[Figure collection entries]
-- Start --
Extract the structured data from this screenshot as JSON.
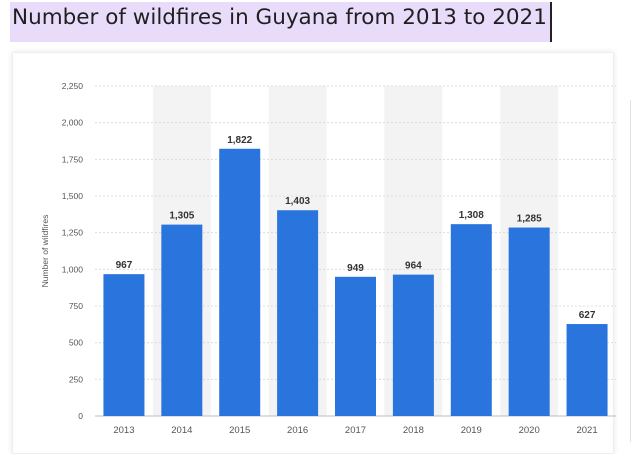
{
  "page": {
    "title": "Number of wildfires in Guyana from 2013 to 2021"
  },
  "colors": {
    "bar": "#2a74dd",
    "band": "#f3f3f3",
    "grid": "#dcdcdc",
    "tick_text": "#555555",
    "value_text": "#333333",
    "title_highlight": "#e9dcfb"
  },
  "chart_data": {
    "type": "bar",
    "categories": [
      "2013",
      "2014",
      "2015",
      "2016",
      "2017",
      "2018",
      "2019",
      "2020",
      "2021"
    ],
    "values": [
      967,
      1305,
      1822,
      1403,
      949,
      964,
      1308,
      1285,
      627
    ],
    "value_labels": [
      "967",
      "1,305",
      "1,822",
      "1,403",
      "949",
      "964",
      "1,308",
      "1,285",
      "627"
    ],
    "title": "Number of wildfires in Guyana from 2013 to 2021",
    "xlabel": "",
    "ylabel": "Number of wildfires",
    "ylim": [
      0,
      2250
    ],
    "yticks": [
      0,
      250,
      500,
      750,
      1000,
      1250,
      1500,
      1750,
      2000,
      2250
    ],
    "ytick_labels": [
      "0",
      "250",
      "500",
      "750",
      "1,000",
      "1,250",
      "1,500",
      "1,750",
      "2,000",
      "2,250"
    ],
    "grid": true,
    "legend": "none"
  }
}
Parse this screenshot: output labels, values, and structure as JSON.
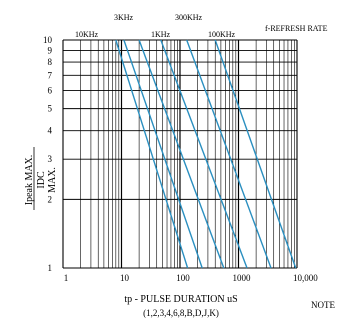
{
  "chart_data": {
    "type": "line",
    "x_scale": "log",
    "y_scale": "log",
    "xlim": [
      1,
      10000
    ],
    "ylim": [
      1,
      10
    ],
    "x_ticks": [
      {
        "value": 1,
        "label": "1"
      },
      {
        "value": 10,
        "label": "10"
      },
      {
        "value": 100,
        "label": "100"
      },
      {
        "value": 1000,
        "label": "1000"
      },
      {
        "value": 10000,
        "label": "10,000"
      }
    ],
    "y_ticks": [
      {
        "value": 1,
        "label": "1"
      },
      {
        "value": 2,
        "label": "2"
      },
      {
        "value": 3,
        "label": "3"
      },
      {
        "value": 4,
        "label": "4"
      },
      {
        "value": 5,
        "label": "5"
      },
      {
        "value": 6,
        "label": "6"
      },
      {
        "value": 7,
        "label": "7"
      },
      {
        "value": 8,
        "label": "8"
      },
      {
        "value": 9,
        "label": "9"
      },
      {
        "value": 10,
        "label": "10"
      }
    ],
    "xlabel": "tp - PULSE DURATION uS",
    "xlabel_sub": "(1,2,3,4,6,8,B,D,J,K)",
    "ylabel_num": "Ipeak MAX.",
    "ylabel_den": "IDC",
    "ylabel_max": "MAX.",
    "grid": true,
    "line_color": "#2a8fc0",
    "grid_color": "#000000",
    "series": [
      {
        "label": "10KHz",
        "points": [
          [
            8,
            10
          ],
          [
            135,
            1
          ]
        ]
      },
      {
        "label": "3KHz",
        "points": [
          [
            11,
            10
          ],
          [
            240,
            1
          ]
        ]
      },
      {
        "label": "1KHz",
        "points": [
          [
            20,
            10
          ],
          [
            560,
            1
          ]
        ]
      },
      {
        "label": "300KHz",
        "points": [
          [
            47,
            10
          ],
          [
            1400,
            1
          ]
        ]
      },
      {
        "label": "100KHz",
        "points": [
          [
            130,
            10
          ],
          [
            3600,
            1
          ]
        ]
      },
      {
        "label": "",
        "points": [
          [
            400,
            10
          ],
          [
            9500,
            1
          ]
        ]
      }
    ],
    "annotations": {
      "refresh_rate": "f-REFRESH RATE",
      "note": "NOTE"
    }
  }
}
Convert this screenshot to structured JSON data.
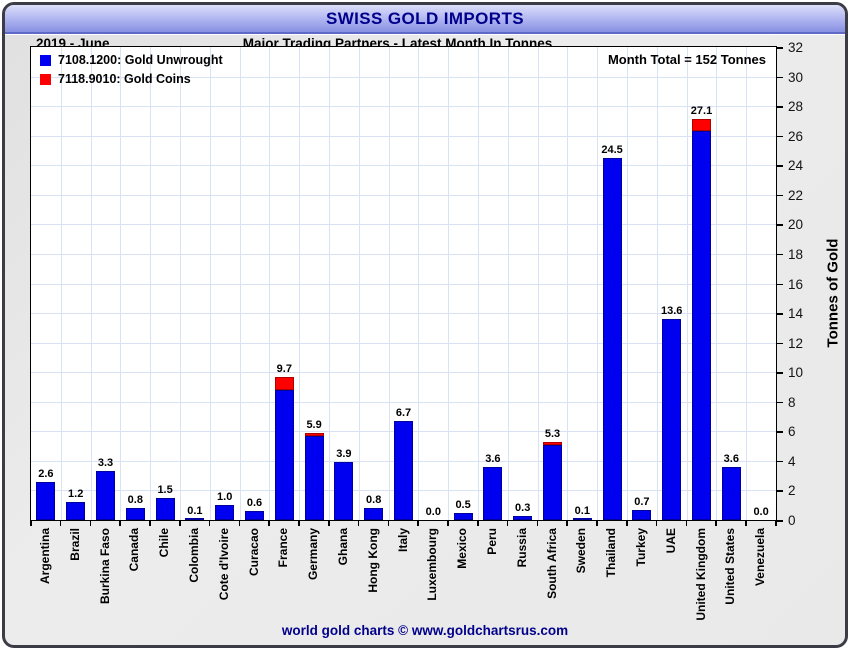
{
  "header": {
    "title": "SWISS GOLD IMPORTS",
    "period": "2019 - June",
    "subtitle": "Major Trading Partners - Latest Month In Tonnes"
  },
  "chart_data": {
    "type": "bar",
    "stacked": true,
    "title": "SWISS GOLD IMPORTS",
    "annotation": "Month Total = 152 Tonnes",
    "xlabel": "",
    "ylabel": "Tonnes of Gold",
    "ylim": [
      0,
      32
    ],
    "ytick_step": 2,
    "grid": true,
    "legend_position": "top-left",
    "categories": [
      "Argentina",
      "Brazil",
      "Burkina Faso",
      "Canada",
      "Chile",
      "Colombia",
      "Cote d'Ivoire",
      "Curacao",
      "France",
      "Germany",
      "Ghana",
      "Hong Kong",
      "Italy",
      "Luxembourg",
      "Mexico",
      "Peru",
      "Russia",
      "South Africa",
      "Sweden",
      "Thailand",
      "Turkey",
      "UAE",
      "United Kingdom",
      "United States",
      "Venezuela"
    ],
    "series": [
      {
        "name": "7108.1200: Gold Unwrought",
        "color": "#0000f0",
        "edge_color": "#0000a0",
        "values": [
          2.6,
          1.2,
          3.3,
          0.8,
          1.5,
          0.1,
          1.0,
          0.6,
          8.8,
          5.7,
          3.9,
          0.8,
          6.7,
          0.0,
          0.5,
          3.6,
          0.3,
          5.1,
          0.1,
          24.5,
          0.7,
          13.6,
          26.3,
          3.6,
          0.0
        ]
      },
      {
        "name": "7118.9010: Gold Coins",
        "color": "#ff0000",
        "edge_color": "#b00000",
        "values": [
          0,
          0,
          0,
          0,
          0,
          0,
          0,
          0,
          0.9,
          0.2,
          0,
          0,
          0,
          0,
          0,
          0,
          0,
          0.2,
          0,
          0,
          0,
          0,
          0.8,
          0,
          0
        ]
      }
    ],
    "total_labels": [
      "2.6",
      "1.2",
      "3.3",
      "0.8",
      "1.5",
      "0.1",
      "1.0",
      "0.6",
      "9.7",
      "5.9",
      "3.9",
      "0.8",
      "6.7",
      "0.0",
      "0.5",
      "3.6",
      "0.3",
      "5.3",
      "0.1",
      "24.5",
      "0.7",
      "13.6",
      "27.1",
      "3.6",
      "0.0"
    ]
  },
  "colors": {
    "title_navy": "#00008b",
    "grid_blue": "#d9e2f4",
    "bar_blue": "#0000f0",
    "bar_red": "#ff0000"
  },
  "footer": {
    "text": "world gold charts © www.goldchartsrus.com"
  }
}
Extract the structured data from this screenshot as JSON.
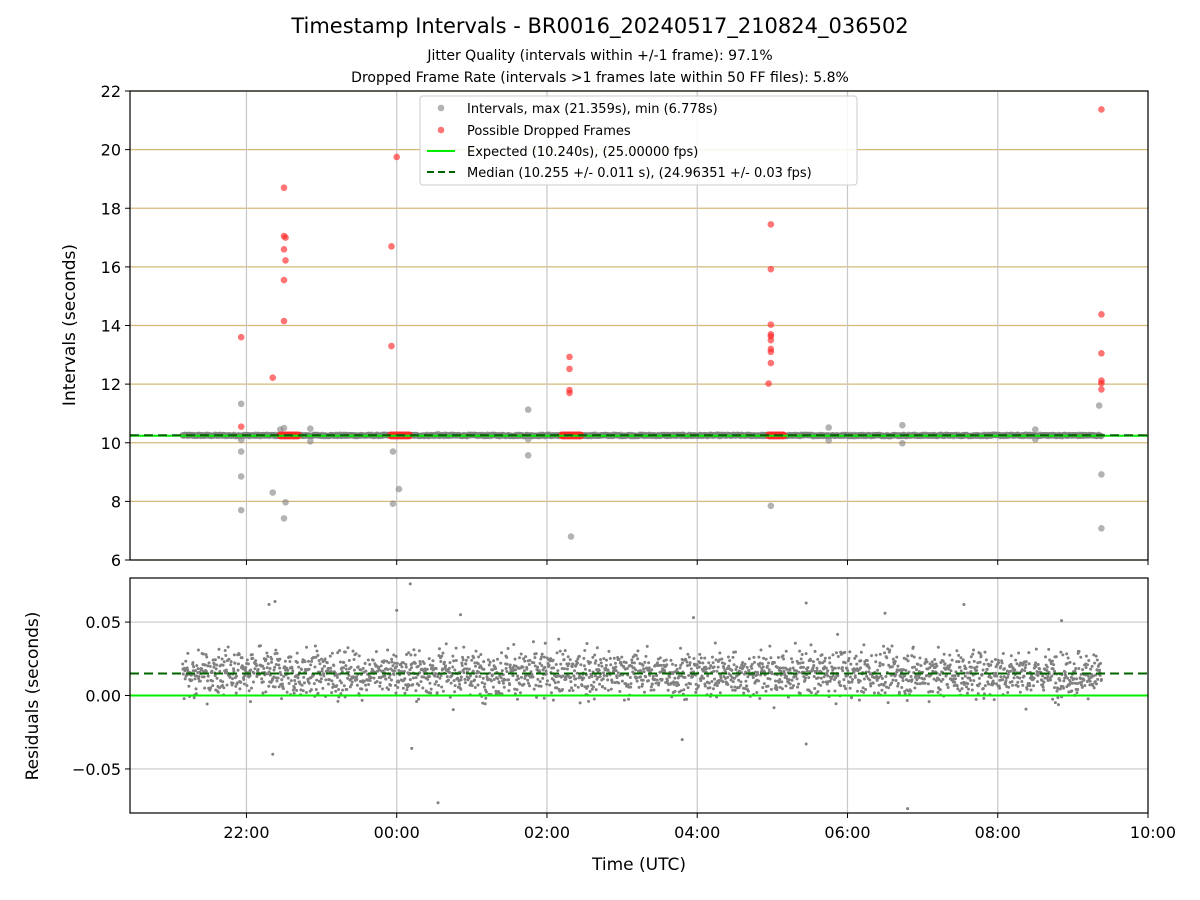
-- End --
#### [Task]
The records shown above are to be repeated exactly, with the pictures left out.

#### [Full output]
Extract the structured data from this screenshot as JSON.
{
  "page": {
    "title": "Number of wildfires in Guyana from 2013 to 2021"
  },
  "colors": {
    "bar": "#2a74dd",
    "band": "#f3f3f3",
    "grid": "#dcdcdc",
    "tick_text": "#555555",
    "value_text": "#333333",
    "title_highlight": "#e9dcfb"
  },
  "chart_data": {
    "type": "bar",
    "categories": [
      "2013",
      "2014",
      "2015",
      "2016",
      "2017",
      "2018",
      "2019",
      "2020",
      "2021"
    ],
    "values": [
      967,
      1305,
      1822,
      1403,
      949,
      964,
      1308,
      1285,
      627
    ],
    "value_labels": [
      "967",
      "1,305",
      "1,822",
      "1,403",
      "949",
      "964",
      "1,308",
      "1,285",
      "627"
    ],
    "title": "Number of wildfires in Guyana from 2013 to 2021",
    "xlabel": "",
    "ylabel": "Number of wildfires",
    "ylim": [
      0,
      2250
    ],
    "yticks": [
      0,
      250,
      500,
      750,
      1000,
      1250,
      1500,
      1750,
      2000,
      2250
    ],
    "ytick_labels": [
      "0",
      "250",
      "500",
      "750",
      "1,000",
      "1,250",
      "1,500",
      "1,750",
      "2,000",
      "2,250"
    ],
    "grid": true,
    "legend": "none"
  }
}
Parse this screenshot: output labels, values, and structure as JSON.
{
  "chart_data": {
    "type": "line",
    "x_scale": "log",
    "y_scale": "log",
    "xlim": [
      1,
      10000
    ],
    "ylim": [
      1,
      10
    ],
    "x_ticks": [
      {
        "value": 1,
        "label": "1"
      },
      {
        "value": 10,
        "label": "10"
      },
      {
        "value": 100,
        "label": "100"
      },
      {
        "value": 1000,
        "label": "1000"
      },
      {
        "value": 10000,
        "label": "10,000"
      }
    ],
    "y_ticks": [
      {
        "value": 1,
        "label": "1"
      },
      {
        "value": 2,
        "label": "2"
      },
      {
        "value": 3,
        "label": "3"
      },
      {
        "value": 4,
        "label": "4"
      },
      {
        "value": 5,
        "label": "5"
      },
      {
        "value": 6,
        "label": "6"
      },
      {
        "value": 7,
        "label": "7"
      },
      {
        "value": 8,
        "label": "8"
      },
      {
        "value": 9,
        "label": "9"
      },
      {
        "value": 10,
        "label": "10"
      }
    ],
    "xlabel": "tp - PULSE DURATION uS",
    "xlabel_sub": "(1,2,3,4,6,8,B,D,J,K)",
    "ylabel_num": "Ipeak MAX.",
    "ylabel_den": "IDC",
    "ylabel_max": "MAX.",
    "grid": true,
    "line_color": "#2a8fc0",
    "grid_color": "#000000",
    "series": [
      {
        "label": "10KHz",
        "points": [
          [
            8,
            10
          ],
          [
            135,
            1
          ]
        ]
      },
      {
        "label": "3KHz",
        "points": [
          [
            11,
            10
          ],
          [
            240,
            1
          ]
        ]
      },
      {
        "label": "1KHz",
        "points": [
          [
            20,
            10
          ],
          [
            560,
            1
          ]
        ]
      },
      {
        "label": "300KHz",
        "points": [
          [
            47,
            10
          ],
          [
            1400,
            1
          ]
        ]
      },
      {
        "label": "100KHz",
        "points": [
          [
            130,
            10
          ],
          [
            3600,
            1
          ]
        ]
      },
      {
        "label": "",
        "points": [
          [
            400,
            10
          ],
          [
            9500,
            1
          ]
        ]
      }
    ],
    "annotations": {
      "refresh_rate": "f-REFRESH RATE",
      "note": "NOTE"
    }
  }
}
Convert this screenshot to structured JSON data.
{
  "header": {
    "title": "SWISS GOLD IMPORTS",
    "period": "2019 - June",
    "subtitle": "Major Trading Partners - Latest Month In Tonnes"
  },
  "chart_data": {
    "type": "bar",
    "stacked": true,
    "title": "SWISS GOLD IMPORTS",
    "annotation": "Month Total = 152 Tonnes",
    "xlabel": "",
    "ylabel": "Tonnes of Gold",
    "ylim": [
      0,
      32
    ],
    "ytick_step": 2,
    "grid": true,
    "legend_position": "top-left",
    "categories": [
      "Argentina",
      "Brazil",
      "Burkina Faso",
      "Canada",
      "Chile",
      "Colombia",
      "Cote d'Ivoire",
      "Curacao",
      "France",
      "Germany",
      "Ghana",
      "Hong Kong",
      "Italy",
      "Luxembourg",
      "Mexico",
      "Peru",
      "Russia",
      "South Africa",
      "Sweden",
      "Thailand",
      "Turkey",
      "UAE",
      "United Kingdom",
      "United States",
      "Venezuela"
    ],
    "series": [
      {
        "name": "7108.1200: Gold Unwrought",
        "color": "#0000f0",
        "edge_color": "#0000a0",
        "values": [
          2.6,
          1.2,
          3.3,
          0.8,
          1.5,
          0.1,
          1.0,
          0.6,
          8.8,
          5.7,
          3.9,
          0.8,
          6.7,
          0.0,
          0.5,
          3.6,
          0.3,
          5.1,
          0.1,
          24.5,
          0.7,
          13.6,
          26.3,
          3.6,
          0.0
        ]
      },
      {
        "name": "7118.9010: Gold Coins",
        "color": "#ff0000",
        "edge_color": "#b00000",
        "values": [
          0,
          0,
          0,
          0,
          0,
          0,
          0,
          0,
          0.9,
          0.2,
          0,
          0,
          0,
          0,
          0,
          0,
          0,
          0.2,
          0,
          0,
          0,
          0,
          0.8,
          0,
          0
        ]
      }
    ],
    "total_labels": [
      "2.6",
      "1.2",
      "3.3",
      "0.8",
      "1.5",
      "0.1",
      "1.0",
      "0.6",
      "9.7",
      "5.9",
      "3.9",
      "0.8",
      "6.7",
      "0.0",
      "0.5",
      "3.6",
      "0.3",
      "5.3",
      "0.1",
      "24.5",
      "0.7",
      "13.6",
      "27.1",
      "3.6",
      "0.0"
    ]
  },
  "colors": {
    "title_navy": "#00008b",
    "grid_blue": "#d9e2f4",
    "bar_blue": "#0000f0",
    "bar_red": "#ff0000"
  },
  "footer": {
    "text": "world gold charts © www.goldchartsrus.com"
  }
}
Extract the structured data from this screenshot as JSON.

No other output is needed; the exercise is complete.